Data supplied:
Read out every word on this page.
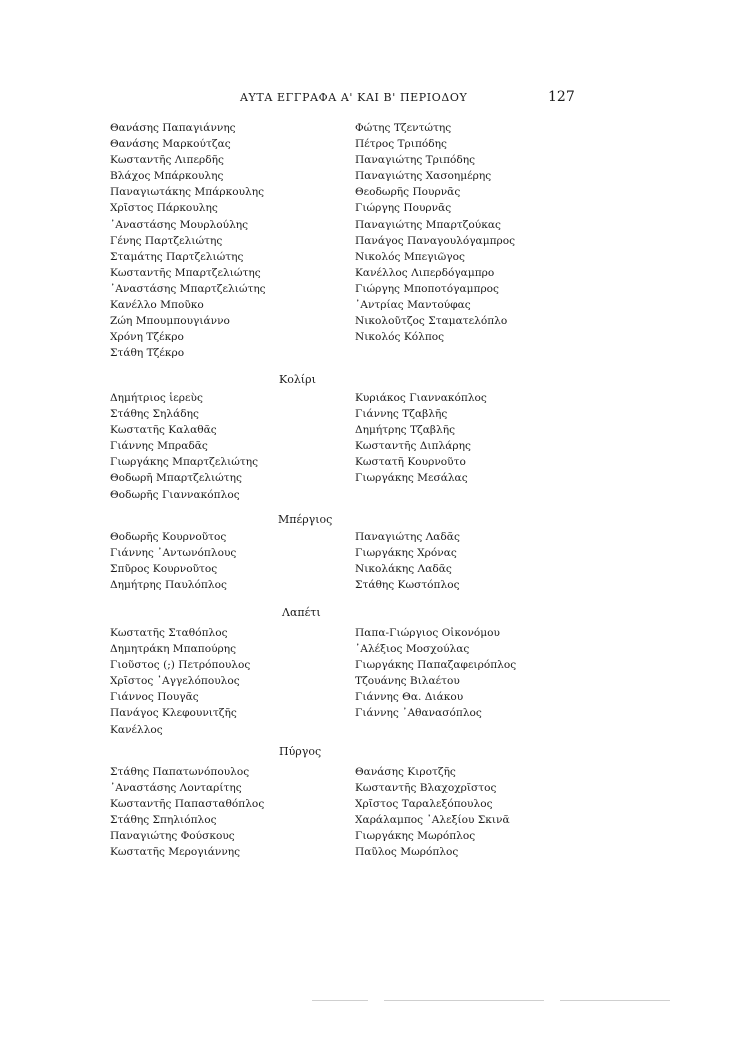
ΑΥΤΑ ΕΓΓΡΑΦΑ Α' ΚΑΙ Β' ΠΕΡΙΟΔΟΥ	127
Θανάσης Παπαγιάννης
Θανάσης Μαρκούτζας
Κωσταντῆς Λιπερδῆς
Βλάχος Μπάρκουλης
Παναγιωτάκης Μπάρκουλης
Χρῖστος Πάρκουλης
᾿Αναστάσης Μουρλούλης
Γένης Παρτζελιώτης
Σταμάτης Παρτζελιώτης
Κωσταντῆς Μπαρτζελιώτης
᾿Αναστάσης Μπαρτζελιώτης
Κανέλλο Μποῦκο
Ζώη Μπουμπουγιάννο
Χρόνη Τζέκρο
Στάθη Τζέκρο
Φώτης Τζεντώτης
Πέτρος Τριπόδης
Παναγιώτης Τριπόδης
Παναγιώτης Χασοημέρης
Θεοδωρῆς Πουρνᾶς
Γιώργης Πουρνᾶς
Παναγιώτης Μπαρτζούκας
Πανάγος Παναγουλόγαμπρος
Νικολός Μπεγιῶγος
Κανέλλος Λιπερδόγαμπρο
Γιώργης Μποποτόγαμπρος
᾿Αντρίας Μαντούφας
Νικολοῦτζος Σταματελόπλο
Νικολός Κόλπος
Κολίρι
Δημήτριος ἱερεὺς
Στάθης Σηλάδης
Κωστατῆς Καλαθᾶς
Γιάννης Μπραδᾶς
Γιωργάκης Μπαρτζελιώτης
Θοδωρῆ Μπαρτζελιώτης
Θοδωρῆς Γιαννακόπλος
Κυριάκος Γιαννακόπλος
Γιάννης Τζαβλῆς
Δημήτρης Τζαβλῆς
Κωσταντῆς Διπλάρης
Κωστατῆ Κουρνοῦτο
Γιωργάκης Μεσάλας
Μπέργιος
Θοδωρῆς Κουρνοῦτος
Γιάννης ᾿Αντωνόπλους
Σπῦρος Κουρνοῦτος
Δημήτρης Παυλόπλος
Παναγιώτης Λαδᾶς
Γιωργάκης Χρόνας
Νικολάκης Λαδᾶς
Στάθης Κωστόπλος
Λαπέτι
Κωστατῆς Σταθόπλος
Δημητράκη Μπαπούρης
Γιοῦστος (;) Πετρόπουλος
Χρῖστος ᾿Αγγελόπουλος
Γιάννος Πουγᾶς
Πανάγος Κλεφουνιτζῆς
Κανέλλος
Παπα-Γιώργιος Οἰκονόμου
᾿Αλέξιος Μοσχούλας
Γιωργάκης Παπαζαφειρόπλος
Τζουάνης Βιλαέτου
Γιάννης Θα. Διάκου
Γιάννης ᾿Αθανασόπλος
Πύργος
Στάθης Παπατωνόπουλος
᾿Αναστάσης Λονταρίτης
Κωσταντῆς Παπασταθόπλος
Στάθης Σπηλιόπλος
Παναγιώτης Φούσκους
Κωστατῆς Μερογιάννης
Θανάσης Κιροτζῆς
Κωσταντῆς Βλαχοχρῖστος
Χρῖστος Ταραλεξόπουλος
Χαράλαμπος ᾿Αλεξίου Σκινᾶ
Γιωργάκης Μωρόπλος
Παῦλος Μωρόπλος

Requirements:
All the lines above are to be given again exactly as they read, with the pictures removed.

Written solution:
Read out every word on this page.
ΑΥΤΑ ΕΓΓΡΑΦΑ Α' ΚΑΙ Β' ΠΕΡΙΟΔΟΥ	127
Θανάσης Παπαγιάννης
Θανάσης Μαρκούτζας
Κωσταντῆς Λιπερδῆς
Βλάχος Μπάρκουλης
Παναγιωτάκης Μπάρκουλης
Χρῖστος Πάρκουλης
᾿Αναστάσης Μουρλούλης
Γένης Παρτζελιώτης
Σταμάτης Παρτζελιώτης
Κωσταντῆς Μπαρτζελιώτης
᾿Αναστάσης Μπαρτζελιώτης
Κανέλλο Μποῦκο
Ζώη Μπουμπουγιάννο
Χρόνη Τζέκρο
Στάθη Τζέκρο
Φώτης Τζεντώτης
Πέτρος Τριπόδης
Παναγιώτης Τριπόδης
Παναγιώτης Χασοημέρης
Θεοδωρῆς Πουρνᾶς
Γιώργης Πουρνᾶς
Παναγιώτης Μπαρτζούκας
Πανάγος Παναγουλόγαμπρος
Νικολός Μπεγιῶγος
Κανέλλος Λιπερδόγαμπρο
Γιώργης Μποποτόγαμπρος
᾿Αντρίας Μαντούφας
Νικολοῦτζος Σταματελόπλο
Νικολός Κόλπος
Κολίρι
Δημήτριος ἱερεὺς
Στάθης Σηλάδης
Κωστατῆς Καλαθᾶς
Γιάννης Μπραδᾶς
Γιωργάκης Μπαρτζελιώτης
Θοδωρῆ Μπαρτζελιώτης
Θοδωρῆς Γιαννακόπλος
Κυριάκος Γιαννακόπλος
Γιάννης Τζαβλῆς
Δημήτρης Τζαβλῆς
Κωσταντῆς Διπλάρης
Κωστατῆ Κουρνοῦτο
Γιωργάκης Μεσάλας
Μπέργιος
Θοδωρῆς Κουρνοῦτος
Γιάννης ᾿Αντωνόπλους
Σπῦρος Κουρνοῦτος
Δημήτρης Παυλόπλος
Παναγιώτης Λαδᾶς
Γιωργάκης Χρόνας
Νικολάκης Λαδᾶς
Στάθης Κωστόπλος
Λαπέτι
Κωστατῆς Σταθόπλος
Δημητράκη Μπαπούρης
Γιοῦστος (;) Πετρόπουλος
Χρῖστος ᾿Αγγελόπουλος
Γιάννος Πουγᾶς
Πανάγος Κλεφουνιτζῆς
Κανέλλος
Παπα-Γιώργιος Οἰκονόμου
᾿Αλέξιος Μοσχούλας
Γιωργάκης Παπαζαφειρόπλος
Τζουάνης Βιλαέτου
Γιάννης Θα. Διάκου
Γιάννης ᾿Αθανασόπλος
Πύργος
Στάθης Παπατωνόπουλος
᾿Αναστάσης Λονταρίτης
Κωσταντῆς Παπασταθόπλος
Στάθης Σπηλιόπλος
Παναγιώτης Φούσκους
Κωστατῆς Μερογιάννης
Θανάσης Κιροτζῆς
Κωσταντῆς Βλαχοχρῖστος
Χρῖστος Ταραλεξόπουλος
Χαράλαμπος ᾿Αλεξίου Σκινᾶ
Γιωργάκης Μωρόπλος
Παῦλος Μωρόπλος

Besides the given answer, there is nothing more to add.